▶ Set problem
In the essay on business size, why have takeovers and mergers been running at near record levels in 2018? Answer in one to three sentences.

“Small herbs have grace, great weeds do grow apace:
And since, methinks, I would not grow so fast,
Because sweet flowers are slow, and weeds make
King Richard III
“Size matters” they say. Unlike most advertising slogans this one can mean whatever you want it to. If you wish, size can imply bigness and all the economies of scale that go with it. If you prefer, it can refer to smallness and implied virtues of simplicity and clarity of content. Which extreme depends on the message to be put over. Size of itself is merely a reference to dimension. Business today generally prefers its message to portray bigness as a prerequisite for growth, widened choice, and all that is good and glorious in the commercial firmament.
If sheer bigness is their main aspiration, businesses have broadly two choices. They can become big through organic growth. That route has much to commend it. Alternatively, they can grow by buying or merging with another entity. In 2018, global takeovers and mergers have been running at near record levels. The value of these takeovers amounted to an unimaginable total of US$3½ trillion in the first nine months of this year. Part of the cause of this activity lies in the difficulty of sustaining revenue growth over a decade of slack demand. Takeover and merger activity has also been spurred by companies’ ability to borrow money at irresistibly low rates of interest. Yet the dominant factor underlying bigness mania is, in all probability, naked ambition. Business leaders’ desire to run ever bigger empires exerts a constant pull. Furthermore, executives’ remuneration is often linked to measurements of scale – in hard numbers, the biggest companies tend to pay bosses the most. In the UK, FTSE company CEOs received an average package worth £5.7 million in 2017, 18x the pay of those running smaller quoted companies. Bigness means more responsibility, and therefore justifies more pay, so the argument runs.
But business has to be careful. Sometimes the pendulum of customer preference can swing from one extreme to the other. Size preferences have to be adjusted to suit changed priorities. 40 or so years ago nationally recognised beer brands monopolised space on a UK barman’s shelves. However, consumer habits shifted. National brands now contend for space with a huge range of locally produced craft beers. Products from local, smaller scale breweries occupy as much shelf space as national brands. Naturally, well established supra-national brands still enjoy global reach and acceptance. Nevertheless, another business model has found its place in the industry.

▶ Source data
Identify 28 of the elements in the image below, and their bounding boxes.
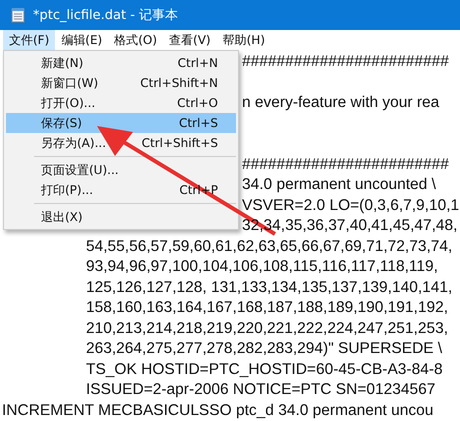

▶ Solution below
Companies have found it hard to sustain revenue growth over a decade of slack demand, and they have been able to borrow money at very low interest rates. The dominant factor, though, is probably naked ambition: business leaders want to run ever bigger empires, and executive pay is often tied to measures of scale.